▶ Collected data entries
☆ ☆ ☆ ☆

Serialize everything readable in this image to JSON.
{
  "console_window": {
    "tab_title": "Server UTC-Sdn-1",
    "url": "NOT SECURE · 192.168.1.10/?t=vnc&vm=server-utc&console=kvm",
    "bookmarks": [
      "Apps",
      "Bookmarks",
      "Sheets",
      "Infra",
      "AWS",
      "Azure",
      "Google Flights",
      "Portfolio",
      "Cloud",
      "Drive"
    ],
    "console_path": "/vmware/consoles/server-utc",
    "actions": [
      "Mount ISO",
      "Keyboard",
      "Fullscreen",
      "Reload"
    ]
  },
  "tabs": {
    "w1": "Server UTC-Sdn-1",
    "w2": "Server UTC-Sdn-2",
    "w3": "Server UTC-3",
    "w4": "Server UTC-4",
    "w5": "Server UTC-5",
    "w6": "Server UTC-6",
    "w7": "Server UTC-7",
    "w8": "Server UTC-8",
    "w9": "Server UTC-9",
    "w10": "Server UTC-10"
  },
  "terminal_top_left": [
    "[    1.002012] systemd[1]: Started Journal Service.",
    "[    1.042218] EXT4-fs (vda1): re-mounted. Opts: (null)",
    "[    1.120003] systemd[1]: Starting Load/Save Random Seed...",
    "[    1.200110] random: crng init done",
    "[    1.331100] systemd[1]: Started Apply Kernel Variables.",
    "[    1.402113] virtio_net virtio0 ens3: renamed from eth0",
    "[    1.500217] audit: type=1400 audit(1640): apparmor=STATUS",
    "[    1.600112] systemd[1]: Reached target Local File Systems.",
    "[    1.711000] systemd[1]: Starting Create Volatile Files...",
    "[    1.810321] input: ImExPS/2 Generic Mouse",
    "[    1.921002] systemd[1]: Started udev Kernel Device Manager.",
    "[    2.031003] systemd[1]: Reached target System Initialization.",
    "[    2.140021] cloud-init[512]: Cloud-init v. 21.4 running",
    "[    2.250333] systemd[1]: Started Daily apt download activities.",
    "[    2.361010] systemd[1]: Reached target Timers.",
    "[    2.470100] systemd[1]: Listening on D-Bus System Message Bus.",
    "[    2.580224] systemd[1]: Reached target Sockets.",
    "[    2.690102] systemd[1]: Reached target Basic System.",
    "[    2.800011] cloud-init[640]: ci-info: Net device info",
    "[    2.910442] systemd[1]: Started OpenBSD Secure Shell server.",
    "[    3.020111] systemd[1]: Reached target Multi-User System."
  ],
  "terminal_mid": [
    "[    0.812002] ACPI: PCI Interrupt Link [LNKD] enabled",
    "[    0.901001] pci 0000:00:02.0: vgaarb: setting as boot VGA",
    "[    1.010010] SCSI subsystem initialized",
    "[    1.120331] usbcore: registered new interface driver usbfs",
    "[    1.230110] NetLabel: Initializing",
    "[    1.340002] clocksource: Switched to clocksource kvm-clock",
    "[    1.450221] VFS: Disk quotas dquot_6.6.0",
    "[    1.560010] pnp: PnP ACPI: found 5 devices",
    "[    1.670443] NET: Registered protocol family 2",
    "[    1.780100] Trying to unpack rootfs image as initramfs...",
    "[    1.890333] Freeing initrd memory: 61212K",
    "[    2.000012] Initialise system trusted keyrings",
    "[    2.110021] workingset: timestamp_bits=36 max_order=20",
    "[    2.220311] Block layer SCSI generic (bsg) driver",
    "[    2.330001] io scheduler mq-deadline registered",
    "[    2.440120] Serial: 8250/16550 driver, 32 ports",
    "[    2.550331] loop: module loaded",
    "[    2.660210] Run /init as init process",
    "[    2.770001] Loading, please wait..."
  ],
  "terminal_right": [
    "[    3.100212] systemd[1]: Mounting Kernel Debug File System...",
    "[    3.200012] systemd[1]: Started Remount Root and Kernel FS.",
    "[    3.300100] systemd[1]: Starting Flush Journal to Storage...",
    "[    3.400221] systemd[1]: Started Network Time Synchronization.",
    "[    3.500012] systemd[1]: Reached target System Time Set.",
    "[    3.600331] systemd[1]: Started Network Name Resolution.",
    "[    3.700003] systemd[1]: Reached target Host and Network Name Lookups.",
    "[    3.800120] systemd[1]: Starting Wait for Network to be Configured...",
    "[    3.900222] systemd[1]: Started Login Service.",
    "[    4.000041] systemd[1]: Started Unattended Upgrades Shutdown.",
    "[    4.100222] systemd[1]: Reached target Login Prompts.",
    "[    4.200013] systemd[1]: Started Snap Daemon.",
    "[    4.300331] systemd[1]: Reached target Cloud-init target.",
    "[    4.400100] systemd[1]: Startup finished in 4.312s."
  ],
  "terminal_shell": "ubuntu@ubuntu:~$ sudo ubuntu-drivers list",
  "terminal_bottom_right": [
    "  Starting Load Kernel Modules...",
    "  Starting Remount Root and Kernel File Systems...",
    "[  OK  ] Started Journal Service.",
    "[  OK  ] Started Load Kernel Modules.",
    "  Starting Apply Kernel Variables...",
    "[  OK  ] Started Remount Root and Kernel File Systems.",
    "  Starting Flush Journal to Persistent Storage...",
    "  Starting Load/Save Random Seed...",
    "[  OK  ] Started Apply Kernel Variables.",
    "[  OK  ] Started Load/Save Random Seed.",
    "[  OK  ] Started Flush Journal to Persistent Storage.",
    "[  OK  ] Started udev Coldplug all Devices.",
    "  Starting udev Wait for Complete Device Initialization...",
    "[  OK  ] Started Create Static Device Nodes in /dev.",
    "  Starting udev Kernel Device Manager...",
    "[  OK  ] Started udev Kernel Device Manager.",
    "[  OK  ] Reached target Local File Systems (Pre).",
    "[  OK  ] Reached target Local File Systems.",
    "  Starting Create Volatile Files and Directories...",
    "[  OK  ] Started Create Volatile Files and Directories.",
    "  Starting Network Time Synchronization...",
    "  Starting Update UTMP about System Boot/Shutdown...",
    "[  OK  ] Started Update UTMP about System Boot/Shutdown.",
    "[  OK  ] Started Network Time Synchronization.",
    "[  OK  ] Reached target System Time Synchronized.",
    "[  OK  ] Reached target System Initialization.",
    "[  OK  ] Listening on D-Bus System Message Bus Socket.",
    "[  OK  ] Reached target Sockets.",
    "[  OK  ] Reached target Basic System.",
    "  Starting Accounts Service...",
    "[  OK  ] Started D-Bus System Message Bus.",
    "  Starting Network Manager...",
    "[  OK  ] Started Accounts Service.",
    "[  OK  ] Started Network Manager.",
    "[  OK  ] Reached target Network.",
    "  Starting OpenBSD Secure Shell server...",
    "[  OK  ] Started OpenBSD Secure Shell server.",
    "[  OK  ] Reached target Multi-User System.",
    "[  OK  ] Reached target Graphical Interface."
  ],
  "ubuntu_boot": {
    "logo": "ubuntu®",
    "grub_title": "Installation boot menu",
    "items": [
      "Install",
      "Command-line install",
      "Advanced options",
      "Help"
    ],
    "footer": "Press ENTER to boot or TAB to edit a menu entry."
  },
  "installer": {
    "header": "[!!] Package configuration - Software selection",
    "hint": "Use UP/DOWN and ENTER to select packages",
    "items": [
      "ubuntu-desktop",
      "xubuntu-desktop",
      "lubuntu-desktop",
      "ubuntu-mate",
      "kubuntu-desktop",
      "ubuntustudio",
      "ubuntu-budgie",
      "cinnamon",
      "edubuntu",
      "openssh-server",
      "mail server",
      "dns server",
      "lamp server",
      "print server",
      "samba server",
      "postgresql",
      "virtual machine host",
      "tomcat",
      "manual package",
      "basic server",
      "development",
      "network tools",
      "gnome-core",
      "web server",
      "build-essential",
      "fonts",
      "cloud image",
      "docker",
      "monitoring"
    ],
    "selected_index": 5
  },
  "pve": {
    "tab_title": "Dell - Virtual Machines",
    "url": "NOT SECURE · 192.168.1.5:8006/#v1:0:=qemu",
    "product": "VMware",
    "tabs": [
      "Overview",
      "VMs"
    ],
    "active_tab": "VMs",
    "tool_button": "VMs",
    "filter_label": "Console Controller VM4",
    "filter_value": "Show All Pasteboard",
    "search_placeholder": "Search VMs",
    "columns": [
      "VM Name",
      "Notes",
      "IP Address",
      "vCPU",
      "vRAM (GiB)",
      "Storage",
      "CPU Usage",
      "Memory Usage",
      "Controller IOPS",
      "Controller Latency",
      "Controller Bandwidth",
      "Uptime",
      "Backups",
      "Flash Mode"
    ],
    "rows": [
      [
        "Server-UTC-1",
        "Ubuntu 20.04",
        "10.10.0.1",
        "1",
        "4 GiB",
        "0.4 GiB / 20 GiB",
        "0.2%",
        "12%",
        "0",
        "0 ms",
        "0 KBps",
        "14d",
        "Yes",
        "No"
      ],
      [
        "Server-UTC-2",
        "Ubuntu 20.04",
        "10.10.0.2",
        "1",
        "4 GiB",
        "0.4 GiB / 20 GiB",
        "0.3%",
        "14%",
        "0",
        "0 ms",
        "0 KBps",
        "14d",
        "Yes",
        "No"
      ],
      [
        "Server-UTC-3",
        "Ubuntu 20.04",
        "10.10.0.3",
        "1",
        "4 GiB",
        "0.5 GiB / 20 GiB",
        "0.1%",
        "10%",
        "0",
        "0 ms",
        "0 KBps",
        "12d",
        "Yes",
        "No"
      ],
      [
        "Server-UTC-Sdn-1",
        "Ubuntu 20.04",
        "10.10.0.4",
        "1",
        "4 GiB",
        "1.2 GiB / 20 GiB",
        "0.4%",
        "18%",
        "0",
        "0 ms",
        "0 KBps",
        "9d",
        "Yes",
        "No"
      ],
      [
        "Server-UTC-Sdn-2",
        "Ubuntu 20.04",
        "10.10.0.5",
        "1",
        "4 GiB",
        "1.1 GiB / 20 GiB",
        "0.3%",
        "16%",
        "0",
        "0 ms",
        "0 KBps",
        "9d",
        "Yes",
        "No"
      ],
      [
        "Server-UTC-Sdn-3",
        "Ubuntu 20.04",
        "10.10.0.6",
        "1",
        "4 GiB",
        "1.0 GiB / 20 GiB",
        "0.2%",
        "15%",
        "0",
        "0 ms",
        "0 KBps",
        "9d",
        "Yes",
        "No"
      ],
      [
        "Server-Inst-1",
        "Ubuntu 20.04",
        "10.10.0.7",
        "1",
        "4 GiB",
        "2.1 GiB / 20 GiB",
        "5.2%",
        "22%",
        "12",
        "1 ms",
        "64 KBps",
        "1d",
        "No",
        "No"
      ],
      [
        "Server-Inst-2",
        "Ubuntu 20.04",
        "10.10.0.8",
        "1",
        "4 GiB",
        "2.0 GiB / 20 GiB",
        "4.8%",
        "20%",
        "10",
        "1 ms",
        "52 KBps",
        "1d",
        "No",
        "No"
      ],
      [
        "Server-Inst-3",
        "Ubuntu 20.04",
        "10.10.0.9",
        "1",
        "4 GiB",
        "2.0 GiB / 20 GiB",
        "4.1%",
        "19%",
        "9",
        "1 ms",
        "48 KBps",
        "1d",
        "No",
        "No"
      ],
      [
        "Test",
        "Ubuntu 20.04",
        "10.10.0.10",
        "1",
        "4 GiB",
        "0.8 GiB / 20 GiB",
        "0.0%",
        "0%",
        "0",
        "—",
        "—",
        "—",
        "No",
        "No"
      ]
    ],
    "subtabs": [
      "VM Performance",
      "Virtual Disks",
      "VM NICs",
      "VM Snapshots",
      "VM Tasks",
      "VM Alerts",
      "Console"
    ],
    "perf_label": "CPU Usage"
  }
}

☆ ☆ ☆ ☆

▶ THE REQUEST
Check each line of the records above for the string "udev", and report every line that has it.

▶ SOLUTION FOR THIS PROBLEM
    "[    1.921002] systemd[1]: Started udev Kernel Device Manager.",
    "[  OK  ] Started udev Coldplug all Devices.",
    "  Starting udev Wait for Complete Device Initialization...",
    "  Starting udev Kernel Device Manager...",
    "[  OK  ] Started udev Kernel Device Manager.",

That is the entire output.